### Reading passage

BEGIN

- Supinoxin™ Phase I clinical trial
enters third dosing group; preliminary data expected in the first
quarter of 2014
- Lead indication, metastatic renal cell
carcinoma, chosen for Archexin® Phase IIa trial to begin December
2013
Rexahn Pharmaceuticals, Inc. (NYSE MKT: RNN) a clinical stage
biopharmaceutical company developing best-in-class therapeutics for
the treatment of cancer is providing a quarterly update today on
its three clinical development programs and financial results.
“We are excited about the progress of the Supinoxin™, RX-3117
and Archexin® clinical development programs. As we continue through
the end of 2013, and into the first quarter of 2014, we look
forward to updating our shareholders on the initiation of the Phase
I clinical trial with RX-3117, the initiation of the Phase IIa
clinical trial with Archexin in metastatic renal cell carcinoma,
and the initial clinical data from the Phase I clinical trial with
Supinoxin,” commented Rexahn’s Chief Executive Officer Peter D.
Suzdak, PhD. “We are also pleased that we were able to strengthen
the balance sheet recently which will allow us to increase the
momentum for the clinical development of our pipeline.”

END

### Things to do
[A] Print the part of the Rexahn press release between "- Supinoxin™ Phase" and "and financial results.", inclusive.
[B] Name the lead indication that the Rexahn press release says was chosen for the Archexin® Phase IIa trial.
[C] Translate this sentence from the Rexahn press release into Spanish: "We are excited about the progress of the Supinoxin™, RX-3117 and Archexin® clinical development programs."

Page layout parsing data:

BEGIN

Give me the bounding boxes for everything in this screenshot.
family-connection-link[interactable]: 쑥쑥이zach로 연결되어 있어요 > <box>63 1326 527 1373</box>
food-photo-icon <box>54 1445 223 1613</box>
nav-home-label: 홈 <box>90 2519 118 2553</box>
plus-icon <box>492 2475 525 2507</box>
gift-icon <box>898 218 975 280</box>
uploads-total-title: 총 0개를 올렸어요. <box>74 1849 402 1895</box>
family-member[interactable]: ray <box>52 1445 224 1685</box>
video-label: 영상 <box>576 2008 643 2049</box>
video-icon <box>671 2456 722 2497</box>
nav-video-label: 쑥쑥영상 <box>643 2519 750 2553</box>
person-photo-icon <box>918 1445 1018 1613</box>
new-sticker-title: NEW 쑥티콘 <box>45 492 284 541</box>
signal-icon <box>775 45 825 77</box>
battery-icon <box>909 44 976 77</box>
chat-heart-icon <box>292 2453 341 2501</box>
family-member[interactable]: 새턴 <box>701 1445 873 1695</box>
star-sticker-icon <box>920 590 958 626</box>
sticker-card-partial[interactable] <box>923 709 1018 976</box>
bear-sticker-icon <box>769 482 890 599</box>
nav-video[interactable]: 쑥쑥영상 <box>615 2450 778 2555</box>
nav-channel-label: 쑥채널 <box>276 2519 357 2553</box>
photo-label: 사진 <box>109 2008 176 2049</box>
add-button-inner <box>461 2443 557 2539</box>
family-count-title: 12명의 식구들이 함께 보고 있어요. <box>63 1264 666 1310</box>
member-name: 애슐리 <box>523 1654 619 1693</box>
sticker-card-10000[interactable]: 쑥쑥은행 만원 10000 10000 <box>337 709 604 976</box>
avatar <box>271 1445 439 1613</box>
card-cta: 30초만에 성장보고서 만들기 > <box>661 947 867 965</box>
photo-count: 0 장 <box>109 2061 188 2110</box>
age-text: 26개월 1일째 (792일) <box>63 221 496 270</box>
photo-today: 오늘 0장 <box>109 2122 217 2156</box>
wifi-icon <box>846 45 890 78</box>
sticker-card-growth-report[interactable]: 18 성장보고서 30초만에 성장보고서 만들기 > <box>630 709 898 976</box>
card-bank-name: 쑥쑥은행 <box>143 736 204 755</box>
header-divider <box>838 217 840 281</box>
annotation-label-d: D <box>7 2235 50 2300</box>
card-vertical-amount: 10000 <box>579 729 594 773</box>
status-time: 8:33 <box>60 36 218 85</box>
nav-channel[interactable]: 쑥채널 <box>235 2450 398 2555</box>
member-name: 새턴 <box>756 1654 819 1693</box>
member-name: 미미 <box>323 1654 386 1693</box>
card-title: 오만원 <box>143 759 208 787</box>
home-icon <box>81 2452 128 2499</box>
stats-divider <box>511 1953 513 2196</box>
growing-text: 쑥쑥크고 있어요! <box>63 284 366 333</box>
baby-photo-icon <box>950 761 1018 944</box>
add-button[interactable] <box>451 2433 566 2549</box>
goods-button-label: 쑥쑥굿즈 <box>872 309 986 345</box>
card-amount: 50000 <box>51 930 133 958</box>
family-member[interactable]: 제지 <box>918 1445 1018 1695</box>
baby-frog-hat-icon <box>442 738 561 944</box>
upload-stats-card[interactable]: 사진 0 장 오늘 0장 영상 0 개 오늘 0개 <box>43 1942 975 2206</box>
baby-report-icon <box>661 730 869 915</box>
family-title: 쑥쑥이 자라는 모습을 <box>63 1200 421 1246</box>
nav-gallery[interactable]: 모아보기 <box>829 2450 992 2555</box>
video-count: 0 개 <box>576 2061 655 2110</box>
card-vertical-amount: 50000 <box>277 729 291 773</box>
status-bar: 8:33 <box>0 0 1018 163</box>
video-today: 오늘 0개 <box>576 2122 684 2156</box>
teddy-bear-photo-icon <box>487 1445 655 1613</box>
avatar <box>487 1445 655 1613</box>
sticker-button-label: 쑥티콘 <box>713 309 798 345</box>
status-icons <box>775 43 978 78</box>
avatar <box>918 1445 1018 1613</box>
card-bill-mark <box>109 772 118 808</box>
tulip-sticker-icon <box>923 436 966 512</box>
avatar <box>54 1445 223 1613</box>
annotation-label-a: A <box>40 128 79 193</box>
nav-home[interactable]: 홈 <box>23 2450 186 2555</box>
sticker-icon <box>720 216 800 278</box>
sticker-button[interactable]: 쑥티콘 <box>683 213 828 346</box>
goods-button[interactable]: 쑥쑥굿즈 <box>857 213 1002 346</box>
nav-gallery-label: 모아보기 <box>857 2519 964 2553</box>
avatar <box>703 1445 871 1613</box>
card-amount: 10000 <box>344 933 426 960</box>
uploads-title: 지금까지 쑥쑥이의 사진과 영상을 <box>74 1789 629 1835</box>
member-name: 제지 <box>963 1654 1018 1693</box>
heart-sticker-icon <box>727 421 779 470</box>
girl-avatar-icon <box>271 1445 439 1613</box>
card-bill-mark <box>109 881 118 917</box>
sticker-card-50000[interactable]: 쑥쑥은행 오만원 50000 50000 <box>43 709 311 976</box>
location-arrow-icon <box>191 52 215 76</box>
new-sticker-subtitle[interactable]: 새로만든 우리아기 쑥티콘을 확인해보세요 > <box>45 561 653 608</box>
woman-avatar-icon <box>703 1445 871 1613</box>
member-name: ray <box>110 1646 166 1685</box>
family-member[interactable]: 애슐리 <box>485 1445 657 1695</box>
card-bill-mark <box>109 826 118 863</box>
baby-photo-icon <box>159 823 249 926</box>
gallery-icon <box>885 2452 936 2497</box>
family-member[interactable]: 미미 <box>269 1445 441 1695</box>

END

### Expected responses
[A]
- Supinoxin™ Phase I clinical trial
enters third dosing group; preliminary data expected in the first
quarter of 2014
- Lead indication, metastatic renal cell
carcinoma, chosen for Archexin® Phase IIa trial to begin December
2013
Rexahn Pharmaceuticals, Inc. (NYSE MKT: RNN) a clinical stage
biopharmaceutical company developing best-in-class therapeutics for
the treatment of cancer is providing a quarterly update today on
its three clinical development programs and financial results.

[B] Metastatic renal cell carcinoma.

[C] Estamos entusiasmados con el progreso de los programas de desarrollo clínico de Supinoxin™, RX-3117 y Archexin®.